| Given problem |
Note each line where "довжини" appears, and copy it.

| Information provided |
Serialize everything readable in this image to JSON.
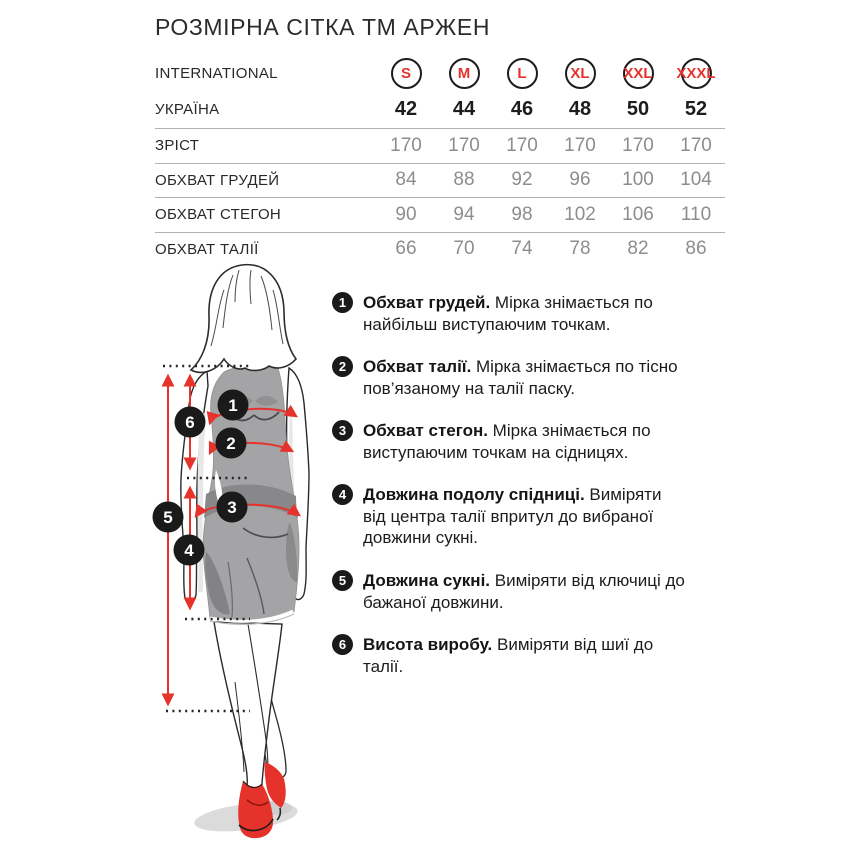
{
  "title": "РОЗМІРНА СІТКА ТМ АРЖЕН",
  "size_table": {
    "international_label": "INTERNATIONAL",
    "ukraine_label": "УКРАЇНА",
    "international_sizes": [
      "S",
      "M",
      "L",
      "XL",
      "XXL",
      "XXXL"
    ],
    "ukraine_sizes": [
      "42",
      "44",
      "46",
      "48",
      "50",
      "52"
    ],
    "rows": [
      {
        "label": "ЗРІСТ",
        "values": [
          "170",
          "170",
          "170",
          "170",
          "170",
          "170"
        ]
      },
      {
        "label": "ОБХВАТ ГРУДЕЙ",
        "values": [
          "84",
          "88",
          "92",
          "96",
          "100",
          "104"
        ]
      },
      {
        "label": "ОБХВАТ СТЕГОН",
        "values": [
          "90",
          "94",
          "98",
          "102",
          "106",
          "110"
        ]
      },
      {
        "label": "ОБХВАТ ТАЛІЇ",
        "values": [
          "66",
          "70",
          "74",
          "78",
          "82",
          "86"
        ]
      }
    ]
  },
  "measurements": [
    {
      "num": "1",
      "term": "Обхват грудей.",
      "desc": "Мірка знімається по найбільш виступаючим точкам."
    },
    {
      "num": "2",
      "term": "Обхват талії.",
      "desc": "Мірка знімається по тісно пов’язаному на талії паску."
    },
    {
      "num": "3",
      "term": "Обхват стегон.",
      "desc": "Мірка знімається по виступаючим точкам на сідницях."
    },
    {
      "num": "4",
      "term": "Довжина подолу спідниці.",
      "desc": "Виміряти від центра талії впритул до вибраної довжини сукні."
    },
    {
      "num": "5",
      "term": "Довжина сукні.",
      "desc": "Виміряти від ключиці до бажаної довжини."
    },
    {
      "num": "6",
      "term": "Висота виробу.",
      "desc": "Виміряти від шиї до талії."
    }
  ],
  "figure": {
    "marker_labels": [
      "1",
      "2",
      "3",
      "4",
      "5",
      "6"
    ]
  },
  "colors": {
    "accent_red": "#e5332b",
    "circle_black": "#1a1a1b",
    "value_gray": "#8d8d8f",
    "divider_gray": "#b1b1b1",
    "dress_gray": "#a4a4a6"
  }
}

| Task response |
      "desc": "Виміряти від центра талії впритул до вибраної довжини сукні."
      "desc": "Виміряти від ключиці до бажаної довжини."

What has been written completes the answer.